Directions for this task: Extract every line below, verbatim.

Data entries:
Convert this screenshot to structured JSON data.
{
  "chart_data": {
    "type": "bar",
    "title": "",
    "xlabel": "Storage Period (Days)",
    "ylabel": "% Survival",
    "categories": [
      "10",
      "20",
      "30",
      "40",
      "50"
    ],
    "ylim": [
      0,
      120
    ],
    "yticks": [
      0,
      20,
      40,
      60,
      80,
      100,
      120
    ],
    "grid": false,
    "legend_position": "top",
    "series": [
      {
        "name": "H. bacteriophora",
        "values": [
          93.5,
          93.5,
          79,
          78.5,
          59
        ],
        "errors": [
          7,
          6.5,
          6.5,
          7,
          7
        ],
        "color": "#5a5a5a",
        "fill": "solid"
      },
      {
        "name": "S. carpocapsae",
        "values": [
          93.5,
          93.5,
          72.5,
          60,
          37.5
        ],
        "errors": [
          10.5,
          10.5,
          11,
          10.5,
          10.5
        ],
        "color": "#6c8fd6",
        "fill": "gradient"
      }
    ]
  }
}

Exercise output:
Convert this screenshot to structured JSON data.
{
  "chart_data": {
    "type": "bar",
    "title": "",
    "xlabel": "Storage Period (Days)",
    "ylabel": "% Survival",
    "categories": [
      "10",
      "20",
      "30",
      "40",
      "50"
    ],
    "ylim": [
      0,
      120
    ],
    "yticks": [
      0,
      20,
      40,
      60,
      80,
      100,
      120
    ],
    "grid": false,
    "legend_position": "top",
    "series": [
      {
        "name": "H. bacteriophora",
        "values": [
          93.5,
          93.5,
          79,
          78.5,
          59
        ],
        "errors": [
          7,
          6.5,
          6.5,
          7,
          7
        ],
        "color": "#5a5a5a",
        "fill": "solid"
      },
      {
        "name": "S. carpocapsae",
        "values": [
          93.5,
          93.5,
          72.5,
          60,
          37.5
        ],
        "errors": [
          10.5,
          10.5,
          11,
          10.5,
          10.5
        ],
        "color": "#6c8fd6",
        "fill": "gradient"
      }
    ]
  }
}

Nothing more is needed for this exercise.